## [What the task asks]
Select all lines with the string "tarde" in them, and copy those lines.

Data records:
※
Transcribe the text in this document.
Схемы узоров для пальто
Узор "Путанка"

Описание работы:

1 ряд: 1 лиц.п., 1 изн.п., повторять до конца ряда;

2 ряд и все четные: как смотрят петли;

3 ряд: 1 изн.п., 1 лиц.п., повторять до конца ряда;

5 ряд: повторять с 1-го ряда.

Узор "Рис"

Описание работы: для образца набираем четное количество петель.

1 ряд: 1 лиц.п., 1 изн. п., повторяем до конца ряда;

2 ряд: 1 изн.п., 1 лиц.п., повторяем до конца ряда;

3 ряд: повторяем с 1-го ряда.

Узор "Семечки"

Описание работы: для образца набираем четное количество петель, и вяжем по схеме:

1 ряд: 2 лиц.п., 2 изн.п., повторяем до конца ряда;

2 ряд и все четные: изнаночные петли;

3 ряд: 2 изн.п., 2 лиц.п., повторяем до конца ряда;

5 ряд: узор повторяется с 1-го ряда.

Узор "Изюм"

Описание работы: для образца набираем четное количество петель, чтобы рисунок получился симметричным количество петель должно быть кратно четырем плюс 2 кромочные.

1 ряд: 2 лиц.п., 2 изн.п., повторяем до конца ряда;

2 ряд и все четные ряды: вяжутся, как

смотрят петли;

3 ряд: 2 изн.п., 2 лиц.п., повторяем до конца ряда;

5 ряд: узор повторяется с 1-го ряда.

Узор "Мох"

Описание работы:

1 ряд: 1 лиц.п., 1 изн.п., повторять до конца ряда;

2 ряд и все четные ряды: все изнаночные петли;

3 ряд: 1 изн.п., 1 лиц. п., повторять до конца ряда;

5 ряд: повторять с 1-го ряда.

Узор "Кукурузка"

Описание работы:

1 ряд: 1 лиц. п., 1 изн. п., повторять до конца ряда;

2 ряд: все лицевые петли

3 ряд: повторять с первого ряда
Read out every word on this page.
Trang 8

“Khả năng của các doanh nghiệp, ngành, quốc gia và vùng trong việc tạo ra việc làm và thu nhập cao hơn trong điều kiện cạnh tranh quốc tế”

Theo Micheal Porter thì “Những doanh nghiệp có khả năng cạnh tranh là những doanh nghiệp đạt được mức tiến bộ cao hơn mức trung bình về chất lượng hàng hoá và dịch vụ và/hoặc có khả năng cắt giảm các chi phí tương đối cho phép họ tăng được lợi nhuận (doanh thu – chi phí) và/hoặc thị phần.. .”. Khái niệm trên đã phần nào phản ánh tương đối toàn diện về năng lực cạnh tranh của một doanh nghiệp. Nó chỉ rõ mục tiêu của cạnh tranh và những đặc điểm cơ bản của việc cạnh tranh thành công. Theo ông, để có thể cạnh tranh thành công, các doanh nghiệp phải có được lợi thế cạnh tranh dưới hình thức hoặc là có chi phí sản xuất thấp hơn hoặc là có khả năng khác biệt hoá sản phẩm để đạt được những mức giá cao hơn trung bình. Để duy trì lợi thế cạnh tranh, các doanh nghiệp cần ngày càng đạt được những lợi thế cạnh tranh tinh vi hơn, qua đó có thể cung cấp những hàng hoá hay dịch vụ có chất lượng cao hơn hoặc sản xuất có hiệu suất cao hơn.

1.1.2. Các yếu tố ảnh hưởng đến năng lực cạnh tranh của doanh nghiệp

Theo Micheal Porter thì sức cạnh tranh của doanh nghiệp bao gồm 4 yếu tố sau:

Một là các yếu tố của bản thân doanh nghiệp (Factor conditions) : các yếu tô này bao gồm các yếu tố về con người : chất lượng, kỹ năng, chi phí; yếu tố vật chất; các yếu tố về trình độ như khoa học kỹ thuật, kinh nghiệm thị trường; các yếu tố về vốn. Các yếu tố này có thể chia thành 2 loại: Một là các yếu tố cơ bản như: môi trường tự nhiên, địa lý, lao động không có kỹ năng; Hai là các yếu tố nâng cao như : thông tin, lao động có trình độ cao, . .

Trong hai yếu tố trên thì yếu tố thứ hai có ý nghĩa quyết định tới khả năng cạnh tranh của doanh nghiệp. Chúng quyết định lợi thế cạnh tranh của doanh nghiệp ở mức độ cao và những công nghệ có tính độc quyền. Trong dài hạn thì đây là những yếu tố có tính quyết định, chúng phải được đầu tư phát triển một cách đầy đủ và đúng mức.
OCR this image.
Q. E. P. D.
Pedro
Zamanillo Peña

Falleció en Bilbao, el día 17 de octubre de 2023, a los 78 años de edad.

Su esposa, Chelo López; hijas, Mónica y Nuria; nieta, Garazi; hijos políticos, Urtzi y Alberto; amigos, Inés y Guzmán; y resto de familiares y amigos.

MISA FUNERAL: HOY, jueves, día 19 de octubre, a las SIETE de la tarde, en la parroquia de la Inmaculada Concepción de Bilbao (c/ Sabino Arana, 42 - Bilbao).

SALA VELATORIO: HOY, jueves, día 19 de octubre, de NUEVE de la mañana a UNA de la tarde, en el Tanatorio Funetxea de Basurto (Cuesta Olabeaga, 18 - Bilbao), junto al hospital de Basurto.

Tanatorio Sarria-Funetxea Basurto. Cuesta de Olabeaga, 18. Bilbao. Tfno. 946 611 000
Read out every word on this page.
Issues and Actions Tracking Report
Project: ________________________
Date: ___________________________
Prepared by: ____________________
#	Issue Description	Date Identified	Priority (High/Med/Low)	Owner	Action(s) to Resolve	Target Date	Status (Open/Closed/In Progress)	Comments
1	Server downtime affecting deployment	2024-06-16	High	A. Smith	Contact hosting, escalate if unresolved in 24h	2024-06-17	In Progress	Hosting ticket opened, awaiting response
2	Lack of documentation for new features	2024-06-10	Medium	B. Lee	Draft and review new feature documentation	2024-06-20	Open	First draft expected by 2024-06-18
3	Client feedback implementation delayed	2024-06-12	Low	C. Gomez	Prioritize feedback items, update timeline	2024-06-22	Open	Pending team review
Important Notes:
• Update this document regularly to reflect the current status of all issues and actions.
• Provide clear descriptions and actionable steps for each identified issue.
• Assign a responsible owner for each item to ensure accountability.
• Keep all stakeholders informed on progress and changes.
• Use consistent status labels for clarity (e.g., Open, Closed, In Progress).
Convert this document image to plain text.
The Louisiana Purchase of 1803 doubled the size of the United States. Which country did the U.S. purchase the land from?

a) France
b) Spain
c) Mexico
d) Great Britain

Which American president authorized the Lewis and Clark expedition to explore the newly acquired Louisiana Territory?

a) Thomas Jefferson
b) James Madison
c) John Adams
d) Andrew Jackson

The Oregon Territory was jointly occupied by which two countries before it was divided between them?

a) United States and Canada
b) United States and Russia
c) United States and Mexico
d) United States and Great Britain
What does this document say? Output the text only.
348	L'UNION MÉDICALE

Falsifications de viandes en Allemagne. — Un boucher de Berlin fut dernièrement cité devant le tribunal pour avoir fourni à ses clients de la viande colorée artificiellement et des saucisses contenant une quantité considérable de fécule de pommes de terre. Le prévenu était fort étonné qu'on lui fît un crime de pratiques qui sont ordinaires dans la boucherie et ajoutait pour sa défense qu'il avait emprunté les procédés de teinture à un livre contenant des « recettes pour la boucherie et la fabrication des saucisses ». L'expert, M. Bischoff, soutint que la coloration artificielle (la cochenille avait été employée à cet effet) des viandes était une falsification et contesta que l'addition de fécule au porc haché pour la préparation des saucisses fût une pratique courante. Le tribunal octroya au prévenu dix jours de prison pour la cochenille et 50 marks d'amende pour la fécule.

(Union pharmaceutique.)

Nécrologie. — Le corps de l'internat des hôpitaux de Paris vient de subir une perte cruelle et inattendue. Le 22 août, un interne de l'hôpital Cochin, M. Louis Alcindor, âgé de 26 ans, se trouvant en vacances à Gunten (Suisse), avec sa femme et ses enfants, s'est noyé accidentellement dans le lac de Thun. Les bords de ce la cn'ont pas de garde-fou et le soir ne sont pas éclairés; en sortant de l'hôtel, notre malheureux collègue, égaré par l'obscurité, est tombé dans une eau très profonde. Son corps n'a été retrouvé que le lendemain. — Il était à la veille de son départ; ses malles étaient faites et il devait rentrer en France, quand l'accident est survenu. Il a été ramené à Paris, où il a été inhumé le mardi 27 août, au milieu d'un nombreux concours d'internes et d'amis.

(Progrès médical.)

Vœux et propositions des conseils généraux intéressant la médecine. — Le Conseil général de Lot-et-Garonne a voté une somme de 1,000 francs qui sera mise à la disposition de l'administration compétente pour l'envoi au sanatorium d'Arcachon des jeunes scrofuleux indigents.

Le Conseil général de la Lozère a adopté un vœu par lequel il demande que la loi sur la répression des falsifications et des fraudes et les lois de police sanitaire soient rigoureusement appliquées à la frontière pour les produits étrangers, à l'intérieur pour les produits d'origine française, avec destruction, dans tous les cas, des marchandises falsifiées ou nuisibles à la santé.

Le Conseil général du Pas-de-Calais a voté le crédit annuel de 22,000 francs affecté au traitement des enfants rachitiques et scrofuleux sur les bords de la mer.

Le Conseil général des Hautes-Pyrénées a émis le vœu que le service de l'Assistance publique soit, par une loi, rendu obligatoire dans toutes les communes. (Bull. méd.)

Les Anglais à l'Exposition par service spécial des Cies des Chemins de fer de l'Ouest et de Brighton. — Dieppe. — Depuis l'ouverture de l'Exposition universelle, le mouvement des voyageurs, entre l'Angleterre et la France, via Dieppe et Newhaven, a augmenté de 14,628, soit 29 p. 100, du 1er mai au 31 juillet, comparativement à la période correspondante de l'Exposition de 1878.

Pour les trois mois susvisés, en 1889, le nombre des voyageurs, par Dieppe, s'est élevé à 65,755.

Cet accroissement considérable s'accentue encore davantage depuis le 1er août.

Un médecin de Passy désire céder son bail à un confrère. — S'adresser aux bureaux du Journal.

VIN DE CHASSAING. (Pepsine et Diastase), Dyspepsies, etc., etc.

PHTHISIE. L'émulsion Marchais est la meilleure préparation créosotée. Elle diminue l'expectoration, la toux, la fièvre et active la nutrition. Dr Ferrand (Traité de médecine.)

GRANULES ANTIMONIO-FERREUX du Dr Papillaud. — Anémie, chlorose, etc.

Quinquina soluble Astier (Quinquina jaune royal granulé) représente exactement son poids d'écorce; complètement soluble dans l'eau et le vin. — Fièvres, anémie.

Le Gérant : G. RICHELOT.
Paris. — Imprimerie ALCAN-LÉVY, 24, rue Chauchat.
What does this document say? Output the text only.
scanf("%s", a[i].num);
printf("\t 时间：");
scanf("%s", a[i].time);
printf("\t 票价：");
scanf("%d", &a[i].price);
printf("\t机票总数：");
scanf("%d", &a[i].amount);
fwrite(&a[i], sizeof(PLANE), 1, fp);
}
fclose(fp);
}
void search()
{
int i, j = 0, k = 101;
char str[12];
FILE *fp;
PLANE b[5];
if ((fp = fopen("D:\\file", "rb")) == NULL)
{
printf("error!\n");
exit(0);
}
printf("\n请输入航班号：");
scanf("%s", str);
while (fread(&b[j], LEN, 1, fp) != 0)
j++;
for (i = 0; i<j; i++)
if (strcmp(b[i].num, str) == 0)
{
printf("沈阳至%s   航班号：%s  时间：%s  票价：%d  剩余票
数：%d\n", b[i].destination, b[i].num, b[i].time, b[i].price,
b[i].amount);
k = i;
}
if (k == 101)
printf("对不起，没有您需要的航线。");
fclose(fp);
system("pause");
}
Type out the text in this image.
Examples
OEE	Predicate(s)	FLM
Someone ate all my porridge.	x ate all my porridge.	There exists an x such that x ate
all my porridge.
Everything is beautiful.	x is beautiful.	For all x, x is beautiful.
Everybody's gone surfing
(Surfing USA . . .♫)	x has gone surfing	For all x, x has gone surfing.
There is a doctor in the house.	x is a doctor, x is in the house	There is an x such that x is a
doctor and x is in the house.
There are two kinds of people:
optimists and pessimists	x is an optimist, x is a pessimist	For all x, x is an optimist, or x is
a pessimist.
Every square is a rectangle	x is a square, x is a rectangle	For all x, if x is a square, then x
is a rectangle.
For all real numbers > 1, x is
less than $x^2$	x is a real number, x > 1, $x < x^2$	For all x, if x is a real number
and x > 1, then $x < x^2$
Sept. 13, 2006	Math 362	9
※
## [Written response]
MISA FUNERAL: HOY, jueves, día 19 de octubre, a las SIETE de la tarde, en la parroquia de la Inmaculada Concepción de Bilbao (c/ Sabino Arana, 42 - Bilbao).
SALA VELATORIO: HOY, jueves, día 19 de octubre, de NUEVE de la mañana a UNA de la tarde, en el Tanatorio Funetxea de Basurto (Cuesta Olabeaga, 18 - Bilbao), junto al hospital de Basurto.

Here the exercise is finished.